What is asked
Look through the listing and locate every line containing the word "JSON"; copy those lines.
— START —
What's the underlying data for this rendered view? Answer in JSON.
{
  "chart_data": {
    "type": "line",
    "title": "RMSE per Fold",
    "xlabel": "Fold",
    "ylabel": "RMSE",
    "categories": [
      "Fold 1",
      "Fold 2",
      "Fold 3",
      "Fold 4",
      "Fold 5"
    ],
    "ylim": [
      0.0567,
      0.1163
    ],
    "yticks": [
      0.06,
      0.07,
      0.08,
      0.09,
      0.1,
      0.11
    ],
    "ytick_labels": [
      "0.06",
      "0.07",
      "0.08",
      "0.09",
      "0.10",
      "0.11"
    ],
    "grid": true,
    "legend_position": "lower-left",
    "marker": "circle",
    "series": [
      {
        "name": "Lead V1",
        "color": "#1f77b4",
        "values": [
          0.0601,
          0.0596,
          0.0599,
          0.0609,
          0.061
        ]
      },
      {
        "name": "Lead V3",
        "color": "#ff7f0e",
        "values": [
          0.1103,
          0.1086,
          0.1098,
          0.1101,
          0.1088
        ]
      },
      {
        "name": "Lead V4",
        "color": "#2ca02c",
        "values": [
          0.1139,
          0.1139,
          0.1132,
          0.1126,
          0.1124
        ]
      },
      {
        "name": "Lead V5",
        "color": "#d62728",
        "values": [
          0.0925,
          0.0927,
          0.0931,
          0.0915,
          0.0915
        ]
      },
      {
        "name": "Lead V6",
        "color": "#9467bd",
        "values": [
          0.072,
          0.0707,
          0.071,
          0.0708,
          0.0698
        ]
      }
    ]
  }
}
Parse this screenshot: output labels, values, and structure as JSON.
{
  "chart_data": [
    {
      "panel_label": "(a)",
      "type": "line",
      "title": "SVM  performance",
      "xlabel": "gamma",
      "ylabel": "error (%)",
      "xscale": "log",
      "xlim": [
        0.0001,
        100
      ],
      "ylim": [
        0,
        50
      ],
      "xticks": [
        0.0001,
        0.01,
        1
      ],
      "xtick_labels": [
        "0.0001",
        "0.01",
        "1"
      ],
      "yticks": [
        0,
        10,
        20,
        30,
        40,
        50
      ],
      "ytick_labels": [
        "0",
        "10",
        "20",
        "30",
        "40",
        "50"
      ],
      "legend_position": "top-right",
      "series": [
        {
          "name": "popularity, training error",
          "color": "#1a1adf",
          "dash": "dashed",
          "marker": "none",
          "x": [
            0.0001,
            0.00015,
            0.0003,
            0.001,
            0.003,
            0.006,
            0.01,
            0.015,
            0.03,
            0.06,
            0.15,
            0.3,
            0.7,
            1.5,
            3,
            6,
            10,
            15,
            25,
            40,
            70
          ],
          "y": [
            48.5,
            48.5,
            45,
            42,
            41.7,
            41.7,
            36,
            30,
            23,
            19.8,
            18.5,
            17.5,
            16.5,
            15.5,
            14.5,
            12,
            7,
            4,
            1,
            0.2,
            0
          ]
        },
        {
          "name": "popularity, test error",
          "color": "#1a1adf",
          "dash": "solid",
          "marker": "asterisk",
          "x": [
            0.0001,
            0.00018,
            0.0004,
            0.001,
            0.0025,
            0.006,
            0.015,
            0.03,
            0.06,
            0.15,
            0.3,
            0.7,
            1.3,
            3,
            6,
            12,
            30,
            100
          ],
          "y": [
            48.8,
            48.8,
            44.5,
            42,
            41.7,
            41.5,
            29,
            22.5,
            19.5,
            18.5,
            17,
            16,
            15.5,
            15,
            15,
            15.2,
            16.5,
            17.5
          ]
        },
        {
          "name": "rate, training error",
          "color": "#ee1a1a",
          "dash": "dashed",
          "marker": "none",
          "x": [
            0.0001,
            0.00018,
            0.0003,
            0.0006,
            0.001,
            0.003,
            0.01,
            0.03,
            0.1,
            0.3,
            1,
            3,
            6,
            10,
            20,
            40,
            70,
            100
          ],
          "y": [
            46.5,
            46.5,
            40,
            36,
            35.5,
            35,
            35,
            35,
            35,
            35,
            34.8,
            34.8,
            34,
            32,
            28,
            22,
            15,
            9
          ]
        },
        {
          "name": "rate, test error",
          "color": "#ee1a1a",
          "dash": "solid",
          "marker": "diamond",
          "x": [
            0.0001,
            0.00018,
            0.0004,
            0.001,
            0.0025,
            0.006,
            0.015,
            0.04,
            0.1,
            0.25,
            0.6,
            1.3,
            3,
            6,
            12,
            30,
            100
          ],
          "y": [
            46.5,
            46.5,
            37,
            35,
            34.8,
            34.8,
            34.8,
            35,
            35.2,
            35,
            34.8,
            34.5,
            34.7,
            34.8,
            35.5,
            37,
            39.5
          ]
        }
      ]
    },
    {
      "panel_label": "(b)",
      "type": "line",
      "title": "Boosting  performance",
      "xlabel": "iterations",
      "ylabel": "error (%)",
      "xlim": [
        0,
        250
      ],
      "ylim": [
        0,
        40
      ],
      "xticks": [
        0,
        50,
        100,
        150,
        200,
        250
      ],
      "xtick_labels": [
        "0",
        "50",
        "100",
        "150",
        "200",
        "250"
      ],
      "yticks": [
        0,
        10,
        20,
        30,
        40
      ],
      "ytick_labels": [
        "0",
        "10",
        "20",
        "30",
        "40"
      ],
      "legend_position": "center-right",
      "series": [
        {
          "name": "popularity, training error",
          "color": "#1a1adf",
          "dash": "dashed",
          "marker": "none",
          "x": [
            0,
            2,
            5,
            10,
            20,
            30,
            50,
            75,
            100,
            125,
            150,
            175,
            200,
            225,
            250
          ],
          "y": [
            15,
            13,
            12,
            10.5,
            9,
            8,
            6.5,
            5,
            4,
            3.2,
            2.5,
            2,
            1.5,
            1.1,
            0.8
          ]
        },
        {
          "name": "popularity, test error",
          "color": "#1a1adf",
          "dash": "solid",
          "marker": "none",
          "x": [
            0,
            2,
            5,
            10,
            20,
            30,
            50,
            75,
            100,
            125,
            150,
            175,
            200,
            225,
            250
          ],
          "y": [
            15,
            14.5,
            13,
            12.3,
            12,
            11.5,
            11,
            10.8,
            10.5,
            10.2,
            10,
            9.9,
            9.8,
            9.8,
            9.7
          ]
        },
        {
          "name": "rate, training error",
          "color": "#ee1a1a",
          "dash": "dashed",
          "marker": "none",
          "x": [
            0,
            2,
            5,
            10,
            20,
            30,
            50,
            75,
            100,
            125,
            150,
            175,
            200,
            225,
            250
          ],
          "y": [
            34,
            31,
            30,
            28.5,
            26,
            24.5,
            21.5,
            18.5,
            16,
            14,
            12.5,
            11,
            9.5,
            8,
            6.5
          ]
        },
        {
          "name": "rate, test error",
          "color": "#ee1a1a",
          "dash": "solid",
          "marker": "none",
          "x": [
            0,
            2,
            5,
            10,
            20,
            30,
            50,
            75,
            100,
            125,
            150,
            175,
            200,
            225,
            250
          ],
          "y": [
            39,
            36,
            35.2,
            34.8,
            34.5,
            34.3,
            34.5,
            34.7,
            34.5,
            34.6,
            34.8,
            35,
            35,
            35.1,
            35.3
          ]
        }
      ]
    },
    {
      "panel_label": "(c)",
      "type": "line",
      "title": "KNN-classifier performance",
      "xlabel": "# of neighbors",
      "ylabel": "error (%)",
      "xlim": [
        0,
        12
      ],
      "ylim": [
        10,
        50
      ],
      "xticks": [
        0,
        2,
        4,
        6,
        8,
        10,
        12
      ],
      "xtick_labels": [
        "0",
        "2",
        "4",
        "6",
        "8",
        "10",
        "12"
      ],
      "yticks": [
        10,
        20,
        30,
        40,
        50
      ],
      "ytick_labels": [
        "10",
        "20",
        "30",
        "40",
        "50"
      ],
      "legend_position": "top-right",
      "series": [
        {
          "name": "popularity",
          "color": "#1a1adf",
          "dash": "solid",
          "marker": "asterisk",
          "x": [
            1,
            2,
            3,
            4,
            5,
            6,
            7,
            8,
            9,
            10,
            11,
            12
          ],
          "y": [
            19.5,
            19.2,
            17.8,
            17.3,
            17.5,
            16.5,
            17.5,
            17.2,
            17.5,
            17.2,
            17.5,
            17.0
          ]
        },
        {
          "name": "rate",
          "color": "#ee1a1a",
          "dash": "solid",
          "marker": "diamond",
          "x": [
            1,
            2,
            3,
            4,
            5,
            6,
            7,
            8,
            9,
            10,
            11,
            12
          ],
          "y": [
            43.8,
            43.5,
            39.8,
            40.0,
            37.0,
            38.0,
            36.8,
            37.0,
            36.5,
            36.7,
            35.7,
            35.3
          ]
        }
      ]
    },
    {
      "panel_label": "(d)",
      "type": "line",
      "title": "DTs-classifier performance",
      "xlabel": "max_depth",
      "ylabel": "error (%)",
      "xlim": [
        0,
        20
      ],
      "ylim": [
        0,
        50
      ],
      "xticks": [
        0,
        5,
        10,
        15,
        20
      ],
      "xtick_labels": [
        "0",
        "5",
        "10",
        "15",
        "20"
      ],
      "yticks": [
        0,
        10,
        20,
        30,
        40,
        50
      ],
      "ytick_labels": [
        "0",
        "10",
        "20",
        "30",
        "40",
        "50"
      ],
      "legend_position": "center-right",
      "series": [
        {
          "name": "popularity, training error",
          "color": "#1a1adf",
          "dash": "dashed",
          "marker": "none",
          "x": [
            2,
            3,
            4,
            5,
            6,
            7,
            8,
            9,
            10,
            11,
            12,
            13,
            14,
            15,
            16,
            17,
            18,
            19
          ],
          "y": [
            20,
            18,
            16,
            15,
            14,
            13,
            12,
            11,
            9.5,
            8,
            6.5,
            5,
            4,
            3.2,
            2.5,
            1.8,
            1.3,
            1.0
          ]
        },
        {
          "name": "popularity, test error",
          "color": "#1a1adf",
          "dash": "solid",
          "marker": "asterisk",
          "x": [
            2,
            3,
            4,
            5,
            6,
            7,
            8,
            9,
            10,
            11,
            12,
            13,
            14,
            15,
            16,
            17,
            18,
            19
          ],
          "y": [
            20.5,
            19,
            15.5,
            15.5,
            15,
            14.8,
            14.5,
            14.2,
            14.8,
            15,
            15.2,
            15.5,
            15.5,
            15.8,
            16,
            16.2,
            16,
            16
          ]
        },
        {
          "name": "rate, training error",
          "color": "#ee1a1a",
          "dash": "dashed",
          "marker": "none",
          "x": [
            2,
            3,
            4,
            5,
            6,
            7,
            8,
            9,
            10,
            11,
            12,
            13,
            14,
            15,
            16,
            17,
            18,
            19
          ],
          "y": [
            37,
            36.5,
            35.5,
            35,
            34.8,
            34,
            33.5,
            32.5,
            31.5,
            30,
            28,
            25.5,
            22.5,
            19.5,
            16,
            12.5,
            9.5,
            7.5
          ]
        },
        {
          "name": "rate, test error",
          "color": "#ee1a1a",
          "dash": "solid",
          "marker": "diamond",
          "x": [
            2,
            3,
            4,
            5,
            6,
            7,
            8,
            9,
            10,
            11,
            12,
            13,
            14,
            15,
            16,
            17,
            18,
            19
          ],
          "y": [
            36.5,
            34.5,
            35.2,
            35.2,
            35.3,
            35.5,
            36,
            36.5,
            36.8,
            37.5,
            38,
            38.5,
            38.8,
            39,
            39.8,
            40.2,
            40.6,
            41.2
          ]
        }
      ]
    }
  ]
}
— END —
Complete output
What's the underlying data for this rendered view? Answer in JSON.
Parse this screenshot: output labels, values, and structure as JSON.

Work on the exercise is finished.